* Begin RECORD SET *

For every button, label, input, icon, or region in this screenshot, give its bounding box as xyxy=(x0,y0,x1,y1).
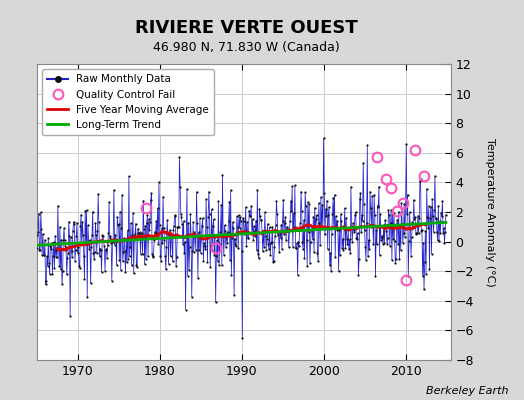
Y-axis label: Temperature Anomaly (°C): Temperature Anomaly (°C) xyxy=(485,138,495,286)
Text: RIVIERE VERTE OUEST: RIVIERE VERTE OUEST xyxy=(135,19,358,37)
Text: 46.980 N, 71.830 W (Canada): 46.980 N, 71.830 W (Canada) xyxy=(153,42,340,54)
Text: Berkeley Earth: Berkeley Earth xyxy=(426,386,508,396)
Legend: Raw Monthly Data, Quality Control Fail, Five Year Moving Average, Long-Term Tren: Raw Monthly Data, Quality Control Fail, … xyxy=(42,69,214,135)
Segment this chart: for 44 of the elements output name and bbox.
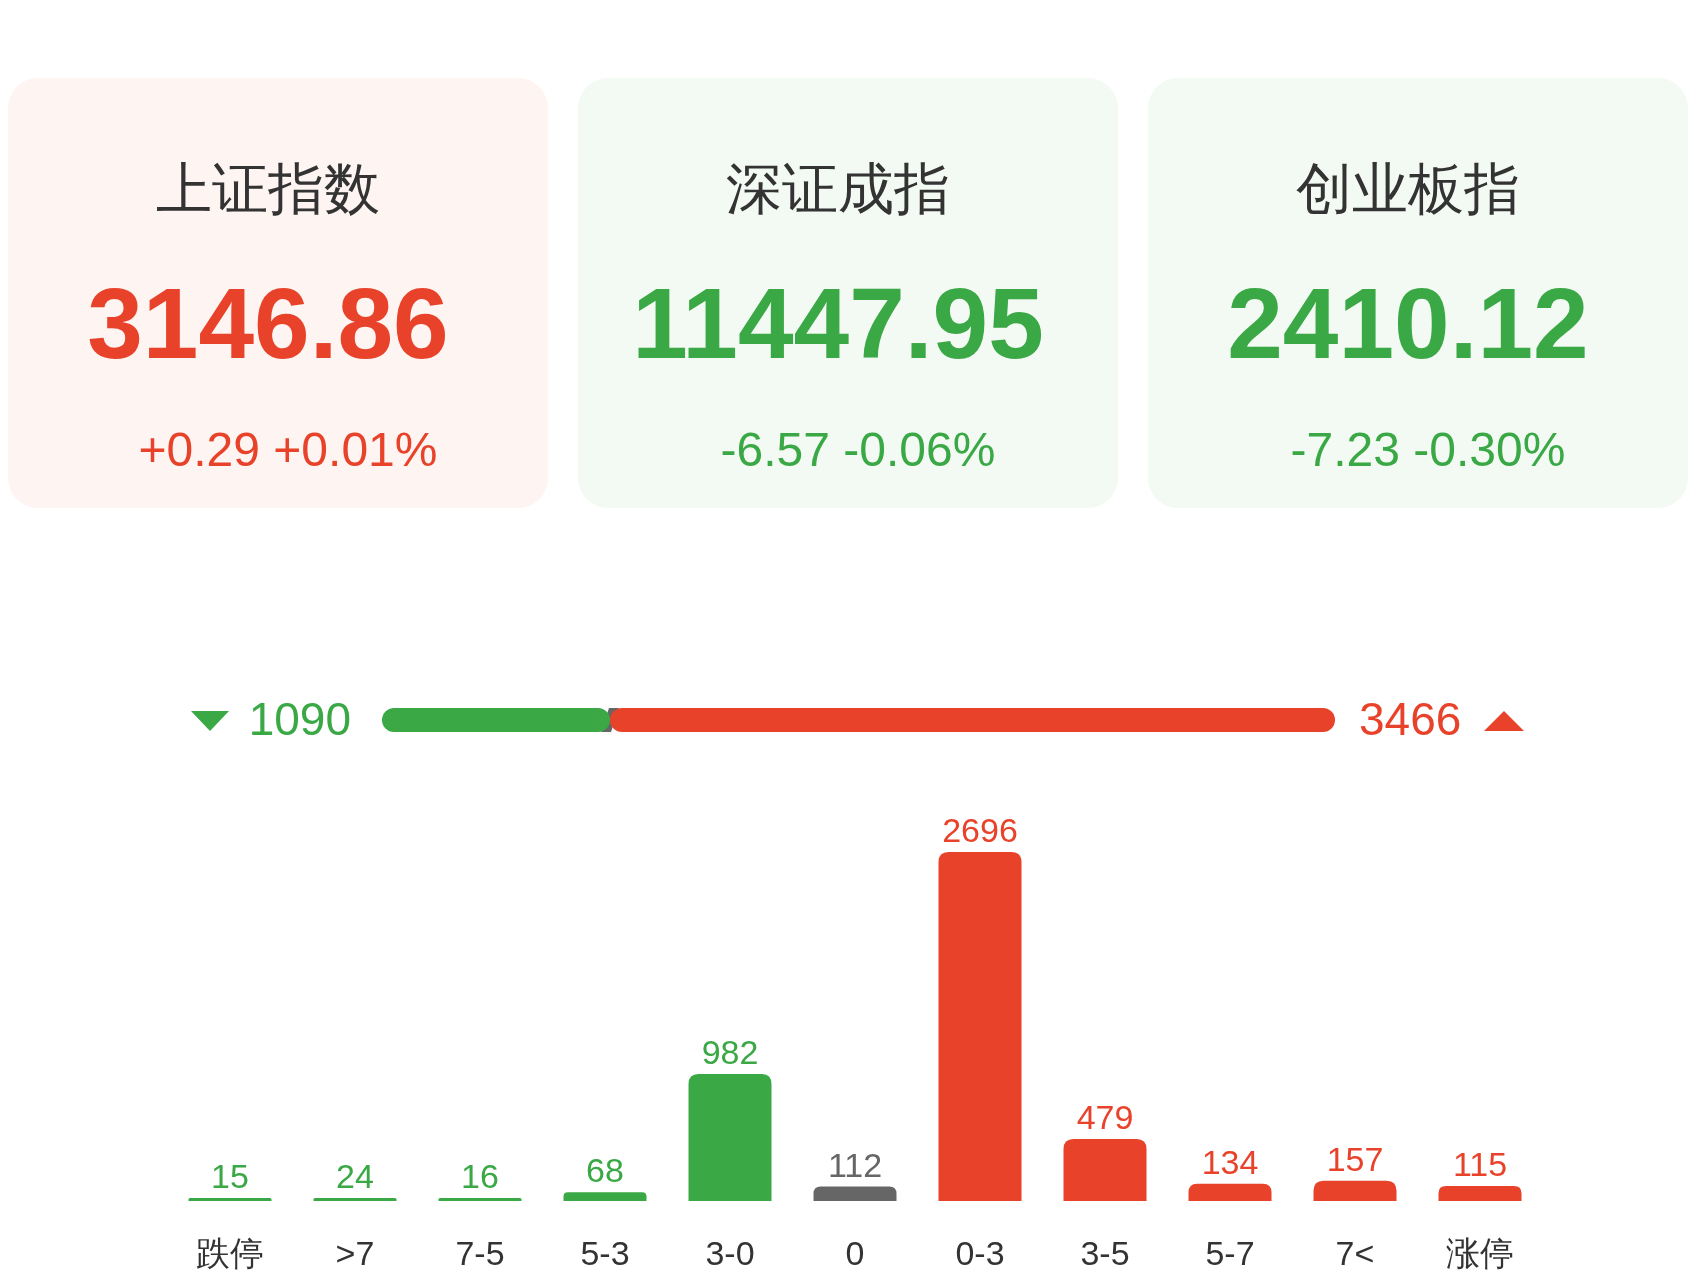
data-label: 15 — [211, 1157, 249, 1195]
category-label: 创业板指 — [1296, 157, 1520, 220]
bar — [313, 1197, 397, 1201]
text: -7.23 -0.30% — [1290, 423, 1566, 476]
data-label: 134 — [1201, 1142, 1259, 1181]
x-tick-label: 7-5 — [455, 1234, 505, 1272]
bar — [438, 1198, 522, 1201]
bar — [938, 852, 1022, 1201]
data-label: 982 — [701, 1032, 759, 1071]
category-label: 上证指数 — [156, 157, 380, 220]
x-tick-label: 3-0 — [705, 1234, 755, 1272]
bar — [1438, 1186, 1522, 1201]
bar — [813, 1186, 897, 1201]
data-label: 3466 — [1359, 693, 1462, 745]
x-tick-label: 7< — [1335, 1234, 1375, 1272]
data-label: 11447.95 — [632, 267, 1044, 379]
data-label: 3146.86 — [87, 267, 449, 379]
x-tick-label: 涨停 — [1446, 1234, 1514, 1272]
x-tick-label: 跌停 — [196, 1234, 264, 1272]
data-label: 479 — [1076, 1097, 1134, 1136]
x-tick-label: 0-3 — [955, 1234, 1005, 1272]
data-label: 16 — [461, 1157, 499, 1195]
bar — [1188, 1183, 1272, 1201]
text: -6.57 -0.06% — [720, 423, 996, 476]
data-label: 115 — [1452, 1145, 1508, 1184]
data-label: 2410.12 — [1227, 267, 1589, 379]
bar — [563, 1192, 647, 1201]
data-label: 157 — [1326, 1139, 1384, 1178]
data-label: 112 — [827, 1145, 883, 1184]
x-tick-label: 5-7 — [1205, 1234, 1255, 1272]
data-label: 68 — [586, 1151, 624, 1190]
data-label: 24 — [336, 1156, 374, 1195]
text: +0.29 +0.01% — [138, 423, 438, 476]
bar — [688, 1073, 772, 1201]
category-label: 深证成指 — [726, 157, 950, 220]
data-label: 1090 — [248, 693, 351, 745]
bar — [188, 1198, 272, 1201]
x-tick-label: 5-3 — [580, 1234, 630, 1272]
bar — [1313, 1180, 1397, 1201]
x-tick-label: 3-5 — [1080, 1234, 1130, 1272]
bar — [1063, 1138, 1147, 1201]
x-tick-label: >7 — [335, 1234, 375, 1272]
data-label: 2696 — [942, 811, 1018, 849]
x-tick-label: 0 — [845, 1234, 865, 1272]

* End RECORD SET *

_DESCRIPTION OF THE TASK_
Please reproduce the part of the items that opens at the start and closes with the line containing "Segment this chart: for", substituting "image" for "screenshot" and changing nothing else. Leave the pictures out of your answer.

_TASK SOLUTION_
For every button, label, input, icon, or region in this image, give its bounding box as xyxy=(x0,y0,x1,y1).
Y-axis label: Temperature Anomaly (°C): Temperature Anomaly (°C) xyxy=(485,138,495,286)
Text: RIVIERE VERTE OUEST: RIVIERE VERTE OUEST xyxy=(135,19,358,37)
Text: 46.980 N, 71.830 W (Canada): 46.980 N, 71.830 W (Canada) xyxy=(153,42,340,54)
Text: Berkeley Earth: Berkeley Earth xyxy=(426,386,508,396)
Legend: Raw Monthly Data, Quality Control Fail, Five Year Moving Average, Long-Term Tren: Raw Monthly Data, Quality Control Fail, … xyxy=(42,69,214,135)
Segment this chart: for 44 of the elements output name and bbox.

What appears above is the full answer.